Objective:
Write out each entry, exactly the way it appears.

Stored data entries:

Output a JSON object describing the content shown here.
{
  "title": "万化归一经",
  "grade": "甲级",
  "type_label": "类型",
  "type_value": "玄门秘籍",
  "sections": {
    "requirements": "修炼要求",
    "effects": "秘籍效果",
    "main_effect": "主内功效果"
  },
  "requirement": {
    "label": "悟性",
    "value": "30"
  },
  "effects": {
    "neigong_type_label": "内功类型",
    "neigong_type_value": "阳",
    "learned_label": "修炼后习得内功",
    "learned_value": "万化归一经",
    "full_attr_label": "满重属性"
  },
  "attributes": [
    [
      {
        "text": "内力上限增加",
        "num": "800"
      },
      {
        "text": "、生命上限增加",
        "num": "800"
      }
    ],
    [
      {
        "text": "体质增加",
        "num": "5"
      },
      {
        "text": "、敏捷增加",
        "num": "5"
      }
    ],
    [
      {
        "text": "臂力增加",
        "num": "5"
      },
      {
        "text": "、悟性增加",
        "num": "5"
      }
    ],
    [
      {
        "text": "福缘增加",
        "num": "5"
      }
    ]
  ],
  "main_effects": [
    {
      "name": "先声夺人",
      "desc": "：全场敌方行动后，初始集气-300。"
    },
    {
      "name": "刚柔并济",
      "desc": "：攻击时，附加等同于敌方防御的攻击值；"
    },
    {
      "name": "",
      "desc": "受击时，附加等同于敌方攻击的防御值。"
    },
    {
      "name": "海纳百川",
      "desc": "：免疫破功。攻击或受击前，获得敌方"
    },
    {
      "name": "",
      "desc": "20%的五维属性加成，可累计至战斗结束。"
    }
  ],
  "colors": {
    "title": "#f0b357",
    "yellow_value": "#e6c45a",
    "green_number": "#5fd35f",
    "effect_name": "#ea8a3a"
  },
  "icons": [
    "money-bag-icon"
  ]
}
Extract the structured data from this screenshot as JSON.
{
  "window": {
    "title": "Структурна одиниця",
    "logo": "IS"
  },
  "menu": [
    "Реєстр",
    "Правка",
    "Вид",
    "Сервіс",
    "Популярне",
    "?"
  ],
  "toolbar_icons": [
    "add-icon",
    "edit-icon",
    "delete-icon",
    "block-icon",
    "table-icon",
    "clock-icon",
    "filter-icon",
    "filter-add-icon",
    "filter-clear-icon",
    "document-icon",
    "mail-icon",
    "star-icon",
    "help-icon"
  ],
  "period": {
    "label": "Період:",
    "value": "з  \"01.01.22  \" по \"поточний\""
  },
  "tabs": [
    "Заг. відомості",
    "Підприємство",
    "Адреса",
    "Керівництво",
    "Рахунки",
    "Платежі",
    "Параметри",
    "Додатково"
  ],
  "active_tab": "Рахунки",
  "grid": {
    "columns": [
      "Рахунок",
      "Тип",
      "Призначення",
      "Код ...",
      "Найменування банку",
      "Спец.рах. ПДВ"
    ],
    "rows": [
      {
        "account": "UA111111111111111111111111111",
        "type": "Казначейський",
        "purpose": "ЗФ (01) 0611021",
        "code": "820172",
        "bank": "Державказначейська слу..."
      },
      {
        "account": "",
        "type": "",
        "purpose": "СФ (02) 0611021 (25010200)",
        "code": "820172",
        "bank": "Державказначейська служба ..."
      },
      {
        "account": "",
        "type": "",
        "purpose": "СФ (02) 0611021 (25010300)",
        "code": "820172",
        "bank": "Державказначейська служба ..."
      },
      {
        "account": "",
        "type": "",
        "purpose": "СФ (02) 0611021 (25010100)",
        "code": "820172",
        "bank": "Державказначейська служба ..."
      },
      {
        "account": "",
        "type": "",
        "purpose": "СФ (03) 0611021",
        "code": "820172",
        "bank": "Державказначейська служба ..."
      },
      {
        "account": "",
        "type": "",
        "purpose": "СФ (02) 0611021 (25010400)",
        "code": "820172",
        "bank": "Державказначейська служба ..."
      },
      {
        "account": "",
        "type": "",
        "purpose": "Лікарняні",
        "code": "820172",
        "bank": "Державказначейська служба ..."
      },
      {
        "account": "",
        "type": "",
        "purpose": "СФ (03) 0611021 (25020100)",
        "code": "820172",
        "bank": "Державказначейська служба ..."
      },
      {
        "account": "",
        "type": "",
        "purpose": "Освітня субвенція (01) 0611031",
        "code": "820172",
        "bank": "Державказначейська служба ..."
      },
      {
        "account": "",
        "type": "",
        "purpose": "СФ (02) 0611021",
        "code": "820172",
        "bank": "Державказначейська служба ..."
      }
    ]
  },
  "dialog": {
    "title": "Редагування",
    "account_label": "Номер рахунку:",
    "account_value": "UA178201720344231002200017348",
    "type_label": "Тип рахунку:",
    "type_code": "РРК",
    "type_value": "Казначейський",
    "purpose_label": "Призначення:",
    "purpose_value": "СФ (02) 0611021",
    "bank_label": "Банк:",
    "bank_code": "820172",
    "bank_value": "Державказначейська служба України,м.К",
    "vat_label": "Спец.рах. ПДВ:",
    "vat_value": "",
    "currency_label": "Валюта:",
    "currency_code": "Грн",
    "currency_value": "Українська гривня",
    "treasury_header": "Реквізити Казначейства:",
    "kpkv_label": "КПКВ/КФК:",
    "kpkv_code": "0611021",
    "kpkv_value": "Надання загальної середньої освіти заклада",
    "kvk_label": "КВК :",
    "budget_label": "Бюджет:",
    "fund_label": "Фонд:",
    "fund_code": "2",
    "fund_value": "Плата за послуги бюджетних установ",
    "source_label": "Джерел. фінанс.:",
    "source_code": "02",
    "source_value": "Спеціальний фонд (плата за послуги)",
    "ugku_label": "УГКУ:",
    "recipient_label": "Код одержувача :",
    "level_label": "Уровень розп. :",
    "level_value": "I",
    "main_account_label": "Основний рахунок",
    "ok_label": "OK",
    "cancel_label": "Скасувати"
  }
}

Expected answer:
Output a JSON object describing the content shown here.
{
  "title": "万化归一经",
  "grade": "甲级",
  "type_label": "类型",
  "type_value": "玄门秘籍",
  "sections": {
    "requirements": "修炼要求",
    "effects": "秘籍效果",
    "main_effect": "主内功效果"
  },
  "requirement": {
    "label": "悟性",
    "value": "30"
  },
  "effects": {
    "neigong_type_label": "内功类型",
    "neigong_type_value": "阳",
    "learned_label": "修炼后习得内功",
    "learned_value": "万化归一经",
    "full_attr_label": "满重属性"
  },
  "attributes": [
    [
      {
        "text": "内力上限增加",
        "num": "800"
      },
      {
        "text": "、生命上限增加",
        "num": "800"
      }
    ],
    [
      {
        "text": "体质增加",
        "num": "5"
      },
      {
        "text": "、敏捷增加",
        "num": "5"
      }
    ],
    [
      {
        "text": "臂力增加",
        "num": "5"
      },
      {
        "text": "、悟性增加",
        "num": "5"
      }
    ],
    [
      {
        "text": "福缘增加",
        "num": "5"
      }
    ]
  ],
  "main_effects": [
    {
      "name": "先声夺人",
      "desc": "：全场敌方行动后，初始集气-300。"
    },
    {
      "name": "刚柔并济",
      "desc": "：攻击时，附加等同于敌方防御的攻击值；"
    },
    {
      "name": "",
      "desc": "受击时，附加等同于敌方攻击的防御值。"
    },
    {
      "name": "海纳百川",
      "desc": "：免疫破功。攻击或受击前，获得敌方"
    },
    {
      "name": "",
      "desc": "20%的五维属性加成，可累计至战斗结束。"
    }
  ],
  "colors": {
    "title": "#f0b357",
    "yellow_value": "#e6c45a",
    "green_number": "#5fd35f",
    "effect_name": "#ea8a3a"
  },
  "icons": [
    "money-bag-icon"
  ]
}
Extract the structured data from this screenshot as JSON.
{
  "window": {
    "title": "Структурна одиниця",
    "logo": "IS"
  },
  "menu": [
    "Реєстр",
    "Правка",
    "Вид",
    "Сервіс",
    "Популярне",
    "?"
  ],
  "toolbar_icons": [
    "add-icon",
    "edit-icon",
    "delete-icon",
    "block-icon",
    "table-icon",
    "clock-icon",
    "filter-icon",
    "filter-add-icon",
    "filter-clear-icon",
    "document-icon",
    "mail-icon",
    "star-icon",
    "help-icon"
  ],
  "period": {
    "label": "Період:",
    "value": "з  \"01.01.22  \" по \"поточний\""
  },
  "tabs": [
    "Заг. відомості",
    "Підприємство",
    "Адреса",
    "Керівництво",
    "Рахунки",
    "Платежі",
    "Параметри",
    "Додатково"
  ],
  "active_tab": "Рахунки",
  "grid": {
    "columns": [
      "Рахунок",
      "Тип",
      "Призначення",
      "Код ...",
      "Найменування банку",
      "Спец.рах. ПДВ"
    ],
    "rows": [
      {
        "account": "UA111111111111111111111111111",
        "type": "Казначейський",
        "purpose": "ЗФ (01) 0611021",
        "code": "820172",
        "bank": "Державказначейська слу..."
      },
      {
        "account": "",
        "type": "",
        "purpose": "СФ (02) 0611021 (25010200)",
        "code": "820172",
        "bank": "Державказначейська служба ..."
      },
      {
        "account": "",
        "type": "",
        "purpose": "СФ (02) 0611021 (25010300)",
        "code": "820172",
        "bank": "Державказначейська служба ..."
      },
      {
        "account": "",
        "type": "",
        "purpose": "СФ (02) 0611021 (25010100)",
        "code": "820172",
        "bank": "Державказначейська служба ..."
      },
      {
        "account": "",
        "type": "",
        "purpose": "СФ (03) 0611021",
        "code": "820172",
        "bank": "Державказначейська служба ..."
      },
      {
        "account": "",
        "type": "",
        "purpose": "СФ (02) 0611021 (25010400)",
        "code": "820172",
        "bank": "Державказначейська служба ..."
      },
      {
        "account": "",
        "type": "",
        "purpose": "Лікарняні",
        "code": "820172",
        "bank": "Державказначейська служба ..."
      },
      {
        "account": "",
        "type": "",
        "purpose": "СФ (03) 0611021 (25020100)",
        "code": "820172",
        "bank": "Державказначейська служба ..."
      },
      {
        "account": "",
        "type": "",
        "purpose": "Освітня субвенція (01) 0611031",
        "code": "820172",
        "bank": "Державказначейська служба ..."
      },
      {
        "account": "",
        "type": "",
        "purpose": "СФ (02) 0611021",
        "code": "820172",
        "bank": "Державказначейська служба ..."
      }
    ]
  },
  "dialog": {
    "title": "Редагування",
    "account_label": "Номер рахунку:",
    "account_value": "UA178201720344231002200017348",
    "type_label": "Тип рахунку:",
    "type_code": "РРК",
    "type_value": "Казначейський",
    "purpose_label": "Призначення:",
    "purpose_value": "СФ (02) 0611021",
    "bank_label": "Банк:",
    "bank_code": "820172",
    "bank_value": "Державказначейська служба України,м.К",
    "vat_label": "Спец.рах. ПДВ:",
    "vat_value": "",
    "currency_label": "Валюта:",
    "currency_code": "Грн",
    "currency_value": "Українська гривня",
    "treasury_header": "Реквізити Казначейства:",
    "kpkv_label": "КПКВ/КФК:",
    "kpkv_code": "0611021",
    "kpkv_value": "Надання загальної середньої освіти заклада",
    "kvk_label": "КВК :",
    "budget_label": "Бюджет:",
    "fund_label": "Фонд:",
    "fund_code": "2",
    "fund_value": "Плата за послуги бюджетних установ",
    "source_label": "Джерел. фінанс.:",
    "source_code": "02",
    "source_value": "Спеціальний фонд (плата за послуги)",
    "ugku_label": "УГКУ:",
    "recipient_label": "Код одержувача :",
    "level_label": "Уровень розп. :",
    "level_value": "I",
    "main_account_label": "Основний рахунок",
    "ok_label": "OK",
    "cancel_label": "Скасувати"
  }
}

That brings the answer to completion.